» To do
Determine which lines contain the word "Jamaica", then copy those lines.

━━━━━ Task input

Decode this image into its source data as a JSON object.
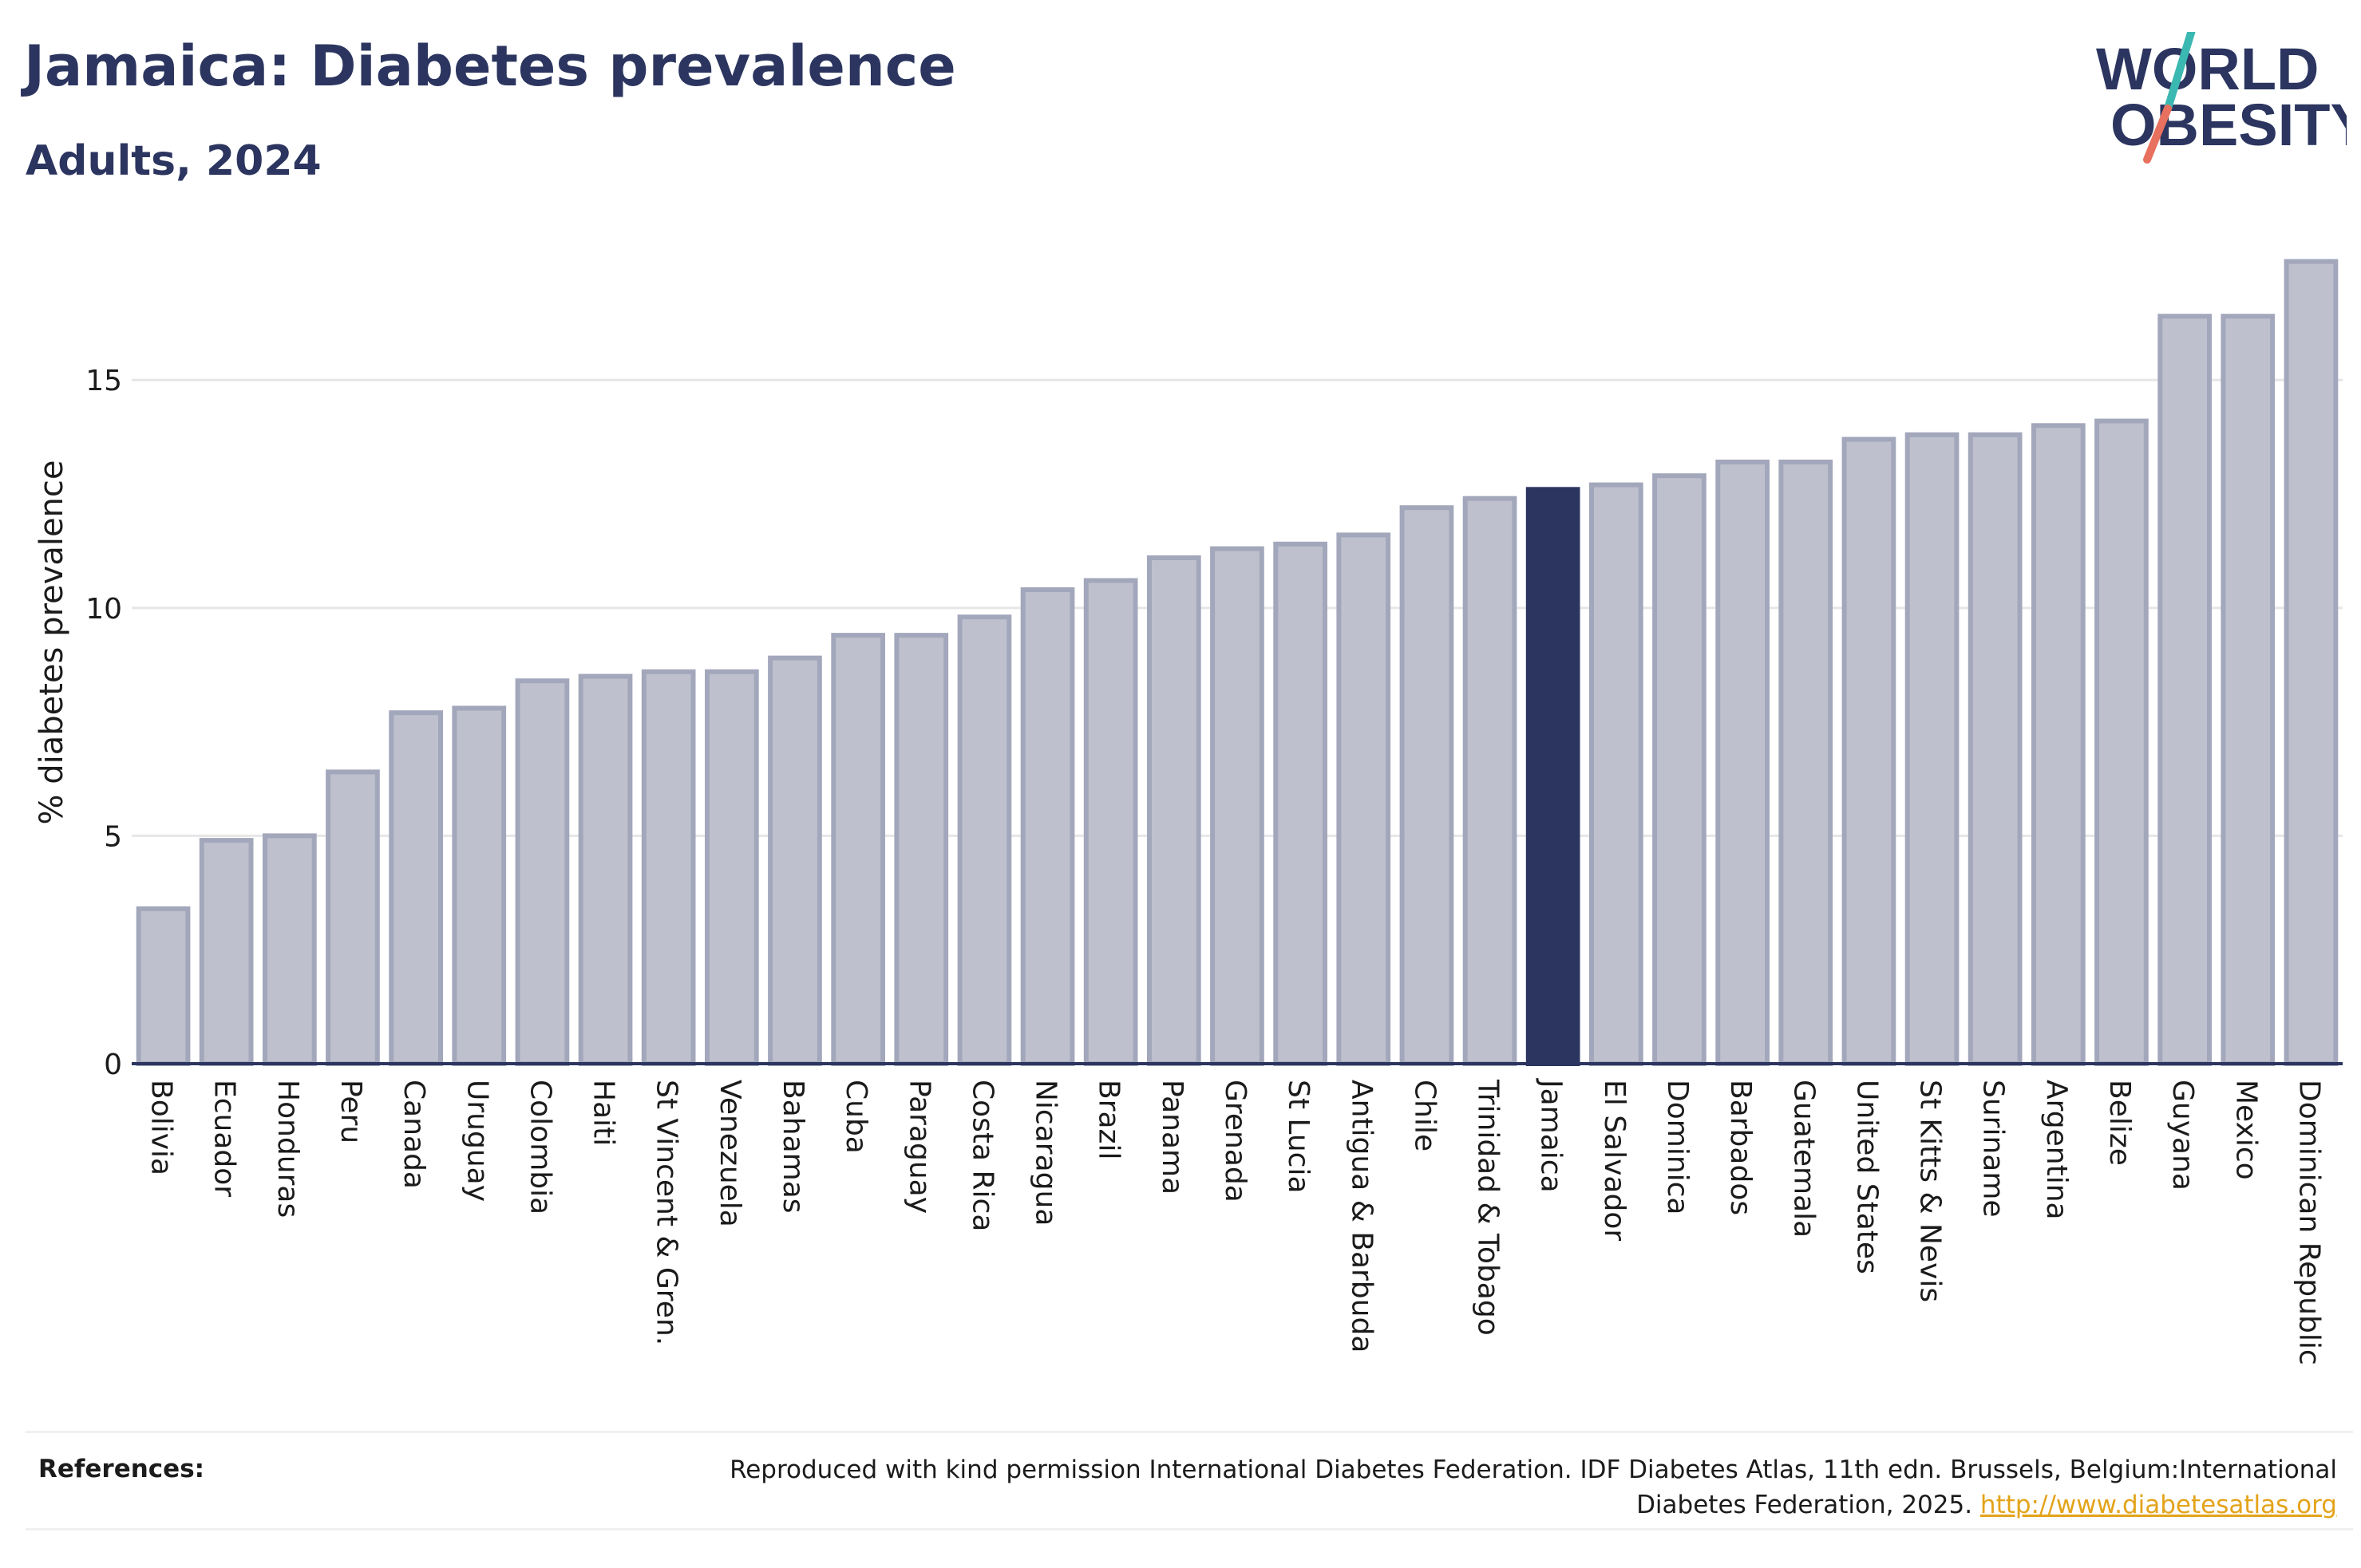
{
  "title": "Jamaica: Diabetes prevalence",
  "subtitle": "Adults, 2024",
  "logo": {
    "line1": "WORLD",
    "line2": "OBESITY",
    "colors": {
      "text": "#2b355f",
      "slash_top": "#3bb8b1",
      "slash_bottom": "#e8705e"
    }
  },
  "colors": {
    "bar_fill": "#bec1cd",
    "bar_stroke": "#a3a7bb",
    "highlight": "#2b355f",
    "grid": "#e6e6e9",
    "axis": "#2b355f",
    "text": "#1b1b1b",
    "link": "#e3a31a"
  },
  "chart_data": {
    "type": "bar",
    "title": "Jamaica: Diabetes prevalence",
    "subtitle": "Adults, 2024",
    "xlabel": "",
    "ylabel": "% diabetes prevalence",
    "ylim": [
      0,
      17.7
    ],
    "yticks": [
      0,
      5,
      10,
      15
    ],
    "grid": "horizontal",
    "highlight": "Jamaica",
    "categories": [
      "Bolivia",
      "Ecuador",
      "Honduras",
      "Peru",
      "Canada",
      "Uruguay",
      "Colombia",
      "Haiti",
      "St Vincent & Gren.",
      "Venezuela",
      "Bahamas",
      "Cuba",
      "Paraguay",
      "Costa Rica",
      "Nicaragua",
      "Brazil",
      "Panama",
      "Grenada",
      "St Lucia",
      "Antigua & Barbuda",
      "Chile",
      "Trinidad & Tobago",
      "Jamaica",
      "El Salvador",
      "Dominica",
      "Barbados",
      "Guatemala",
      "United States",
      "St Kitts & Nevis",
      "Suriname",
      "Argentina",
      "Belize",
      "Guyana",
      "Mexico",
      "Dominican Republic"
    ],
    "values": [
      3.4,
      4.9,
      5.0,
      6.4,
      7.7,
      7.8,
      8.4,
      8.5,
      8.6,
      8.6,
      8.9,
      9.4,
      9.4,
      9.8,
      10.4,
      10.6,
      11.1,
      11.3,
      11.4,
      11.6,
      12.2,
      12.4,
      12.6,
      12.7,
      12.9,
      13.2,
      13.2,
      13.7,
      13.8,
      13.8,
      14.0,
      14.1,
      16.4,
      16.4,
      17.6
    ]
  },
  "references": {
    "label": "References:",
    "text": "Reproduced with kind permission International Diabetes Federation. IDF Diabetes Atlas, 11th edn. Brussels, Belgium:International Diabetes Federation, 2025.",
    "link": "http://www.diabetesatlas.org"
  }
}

━━━━━━━━━━

» Written response
  "title": "Jamaica: Diabetes prevalence",
    "title": "Jamaica: Diabetes prevalence",
    "highlight": "Jamaica",
      "Jamaica",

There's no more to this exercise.